Pokemon Red Game Boy
Pokémon Red. Image: Nintendo

The titles had been released in Japan two years earlier to a massive commercial and critical acclaim and they received much of the same response internationally, becoming the fastest-selling Game Boy title of all time and selling 200,000 copies in the first two weeks.

Accounting for some of this popularity was Pokémon’s trading mechanic. Using the GameLink cable, players could trade Pokémon from one game cartridge to another (in fact, this had to be done to complete a collection as the Red cartridge would not contain all the Pokémon from the Blue cartridge and vice versa). This helped Pokémon become a social phenomenon, encouraging players to link their Game Boys and share with their friends – something that would become a staple of the Pokémon series going forward.

enhanced version titled Pokémon Yellow would release a couple of years later and while the early games seem rather simple these days, they lay the groundwork for a series that is still going strong today.

Classic, Pocket, Light and Color

To keep things fresh, the Game Boy hardware would receive a handful of revisions throughout its lifetime. In 1994, Nintendo would release the Super Game Boy allowing Game Boy game cartridges to be played with a limited colour palette on a Super Nintendo. Nintendo would then re-release the handheld in 1995 in the ‘Play It Loud!’ range, producing the system in various bright colours as well as the ever-popular transparent.

YOUR TASKS -
- 1) Answer these questions using the text about Pokémon Red and the Game Boy.
(a) How many copies were sold in the first two weeks?
(b) What did players use to trade Pokémon between cartridges?
(c) In what year did Nintendo release the Super Game Boy?
- 2) Name every piece of gaming hardware mentioned in the text about Pokémon Red and the Game Boy, including cables and add-ons.
- 3) Go on with the text about Pokémon Red and the Game Boy, starting after its last sentence.

LISTED ENTRIES -
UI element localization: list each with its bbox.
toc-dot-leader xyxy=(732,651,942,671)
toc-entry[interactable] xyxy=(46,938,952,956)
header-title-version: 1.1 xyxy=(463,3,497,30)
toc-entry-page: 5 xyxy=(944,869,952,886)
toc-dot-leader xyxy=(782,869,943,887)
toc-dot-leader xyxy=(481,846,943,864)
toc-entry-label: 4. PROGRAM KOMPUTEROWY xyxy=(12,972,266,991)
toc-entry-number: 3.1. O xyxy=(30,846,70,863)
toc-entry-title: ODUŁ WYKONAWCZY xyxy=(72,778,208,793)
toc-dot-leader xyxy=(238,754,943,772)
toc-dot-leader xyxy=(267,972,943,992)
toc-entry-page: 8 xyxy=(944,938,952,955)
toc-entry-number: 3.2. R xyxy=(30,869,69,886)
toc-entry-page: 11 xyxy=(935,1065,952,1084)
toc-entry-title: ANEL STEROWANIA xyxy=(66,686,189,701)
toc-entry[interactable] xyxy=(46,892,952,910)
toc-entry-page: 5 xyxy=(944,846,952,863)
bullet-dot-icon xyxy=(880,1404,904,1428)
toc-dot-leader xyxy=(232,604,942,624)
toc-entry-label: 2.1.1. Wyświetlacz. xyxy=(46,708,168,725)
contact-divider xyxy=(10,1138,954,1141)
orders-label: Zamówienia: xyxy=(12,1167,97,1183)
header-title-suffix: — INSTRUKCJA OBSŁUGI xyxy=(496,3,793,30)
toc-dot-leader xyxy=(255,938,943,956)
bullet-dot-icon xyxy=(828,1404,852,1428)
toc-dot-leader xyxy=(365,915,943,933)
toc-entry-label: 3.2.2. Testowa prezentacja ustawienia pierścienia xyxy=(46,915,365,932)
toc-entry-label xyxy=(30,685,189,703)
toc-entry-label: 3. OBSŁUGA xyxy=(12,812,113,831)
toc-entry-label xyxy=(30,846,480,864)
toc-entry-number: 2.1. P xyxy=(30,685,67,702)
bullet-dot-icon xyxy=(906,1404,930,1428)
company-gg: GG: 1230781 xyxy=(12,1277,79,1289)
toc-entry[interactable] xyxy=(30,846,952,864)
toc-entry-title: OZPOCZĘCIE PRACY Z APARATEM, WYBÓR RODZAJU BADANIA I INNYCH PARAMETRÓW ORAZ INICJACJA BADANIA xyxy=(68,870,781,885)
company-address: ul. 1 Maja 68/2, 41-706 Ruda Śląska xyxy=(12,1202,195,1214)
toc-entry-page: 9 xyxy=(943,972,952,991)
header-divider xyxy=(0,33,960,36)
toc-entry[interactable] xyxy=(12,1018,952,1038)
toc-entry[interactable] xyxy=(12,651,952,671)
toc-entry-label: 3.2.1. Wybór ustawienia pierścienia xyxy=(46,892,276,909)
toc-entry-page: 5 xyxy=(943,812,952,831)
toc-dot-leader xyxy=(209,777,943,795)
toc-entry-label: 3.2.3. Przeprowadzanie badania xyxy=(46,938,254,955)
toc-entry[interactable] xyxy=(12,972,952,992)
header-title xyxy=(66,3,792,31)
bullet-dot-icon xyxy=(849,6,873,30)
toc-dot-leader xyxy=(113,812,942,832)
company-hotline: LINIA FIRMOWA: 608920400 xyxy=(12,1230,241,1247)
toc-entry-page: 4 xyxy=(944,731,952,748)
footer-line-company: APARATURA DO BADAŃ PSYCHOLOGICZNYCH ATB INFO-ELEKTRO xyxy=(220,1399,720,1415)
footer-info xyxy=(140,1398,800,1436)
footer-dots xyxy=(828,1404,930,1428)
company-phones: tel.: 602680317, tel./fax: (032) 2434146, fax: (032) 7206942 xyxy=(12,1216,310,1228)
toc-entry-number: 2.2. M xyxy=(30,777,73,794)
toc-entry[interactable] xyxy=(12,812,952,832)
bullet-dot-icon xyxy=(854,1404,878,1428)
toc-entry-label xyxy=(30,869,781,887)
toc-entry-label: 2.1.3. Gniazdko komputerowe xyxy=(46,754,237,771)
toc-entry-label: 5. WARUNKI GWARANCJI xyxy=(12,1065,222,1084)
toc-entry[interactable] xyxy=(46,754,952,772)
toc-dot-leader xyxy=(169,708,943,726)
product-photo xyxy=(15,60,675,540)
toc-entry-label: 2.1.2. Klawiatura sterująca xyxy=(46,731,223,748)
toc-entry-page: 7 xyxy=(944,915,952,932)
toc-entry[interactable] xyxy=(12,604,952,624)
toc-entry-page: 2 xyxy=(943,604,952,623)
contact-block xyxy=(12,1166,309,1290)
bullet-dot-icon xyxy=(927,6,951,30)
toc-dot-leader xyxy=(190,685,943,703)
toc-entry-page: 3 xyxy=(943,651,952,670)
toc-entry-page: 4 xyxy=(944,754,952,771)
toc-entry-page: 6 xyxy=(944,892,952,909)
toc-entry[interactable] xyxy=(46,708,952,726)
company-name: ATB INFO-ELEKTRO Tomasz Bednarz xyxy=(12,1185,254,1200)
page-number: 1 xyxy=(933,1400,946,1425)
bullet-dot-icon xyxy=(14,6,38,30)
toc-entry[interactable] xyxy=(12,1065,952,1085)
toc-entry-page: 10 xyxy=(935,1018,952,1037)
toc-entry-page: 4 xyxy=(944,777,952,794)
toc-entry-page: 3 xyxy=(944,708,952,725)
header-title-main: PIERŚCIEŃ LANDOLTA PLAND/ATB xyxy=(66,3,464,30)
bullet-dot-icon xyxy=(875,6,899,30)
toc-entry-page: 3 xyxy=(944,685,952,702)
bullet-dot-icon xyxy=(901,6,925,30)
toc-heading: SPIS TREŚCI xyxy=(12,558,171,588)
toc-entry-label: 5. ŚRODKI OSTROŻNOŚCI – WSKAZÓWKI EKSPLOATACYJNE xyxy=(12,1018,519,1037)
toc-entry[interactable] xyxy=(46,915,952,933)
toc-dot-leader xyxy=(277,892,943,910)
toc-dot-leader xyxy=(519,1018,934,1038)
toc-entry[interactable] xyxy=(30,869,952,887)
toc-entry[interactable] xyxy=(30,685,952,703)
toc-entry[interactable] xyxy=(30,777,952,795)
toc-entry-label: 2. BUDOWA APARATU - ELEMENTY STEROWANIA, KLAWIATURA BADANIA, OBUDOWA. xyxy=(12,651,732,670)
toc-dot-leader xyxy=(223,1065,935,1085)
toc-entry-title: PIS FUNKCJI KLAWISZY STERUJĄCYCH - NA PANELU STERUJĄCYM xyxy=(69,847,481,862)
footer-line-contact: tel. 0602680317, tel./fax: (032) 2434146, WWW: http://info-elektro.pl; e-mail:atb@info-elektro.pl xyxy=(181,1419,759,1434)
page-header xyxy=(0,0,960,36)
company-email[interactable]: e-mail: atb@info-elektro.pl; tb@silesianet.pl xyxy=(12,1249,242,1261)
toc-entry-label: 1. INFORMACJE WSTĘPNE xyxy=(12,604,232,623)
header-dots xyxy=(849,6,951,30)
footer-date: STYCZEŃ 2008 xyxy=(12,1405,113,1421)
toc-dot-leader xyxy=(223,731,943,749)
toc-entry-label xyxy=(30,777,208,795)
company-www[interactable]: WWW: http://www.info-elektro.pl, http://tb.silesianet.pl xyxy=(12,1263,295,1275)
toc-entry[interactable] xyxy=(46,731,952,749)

EXERCISE RESULTS -
- 1)
(a) 200,000 copies
(b) The GameLink cable
(c) 1994

- 2) Game Boy, GameLink cable, Super Game Boy, Super Nintendo

- 3)
Nintendo Game Boy varieties
The Game Boy family: the original Game Boy, the Pocket, the Light and the Color. Images: Nintendo

A year later and the handheld would be redesigned entirely into the Game Boy Pocket, sacrificing some battery life for a smaller form factor and a new screen that displayed true black and white – long gone were the days of the classic system’s pea-soup-green. Gunpei Yokoi would live to see the Pocket’s release, leaving Nintendo in 1996 (possibly or not due to his work on the Virtual Boy). He would then sadly pass away due to a traffic accident in October 1997, aged just 56.

Japan would receive a special version of the Game Boy Pocket that would feature an electroluminescent backlit screen known as the Game Boy Light in 1998, but it was the release of the Game Boy Color that same year that would serve as a true follow-up to the original handheld. Using a TFT LCD screen, the Game Boy Color could, finally, play full-colour titles and was even backwards compatible with all the older Game Boy games — all for the same battery life as the Pocket. 

The Game Boy Color would see 446 games released for it in North America, 472 in Japan and 461 in PAL territories. In order to promote the new handheld, Nintendo would produce full-colour remakes of older titles such as Tetris DX, The Legend of Zelda: Link’s Awakening DX and Super Mario Bros. Deluxe.

The Legend of Zelda: Link's Awakening DX
The Legend of Zelda: Link’s Awakening DX (1998) and Metal Gear Solid: Ghost Babel (2000). Image: Nintendo

It would also give the handheld its own exclusive titles, with more Pokémon and a duo of titles in the The Legend of Zelda franchise as well as two sequels to Wario Land. Third party support was strong, with standouts including Square Enix’s Dragon Warrior titles and Metal Gear Solid: Ghost Babel bringing tactical espionage action to portable form, but the best games remained Nintendo’s own.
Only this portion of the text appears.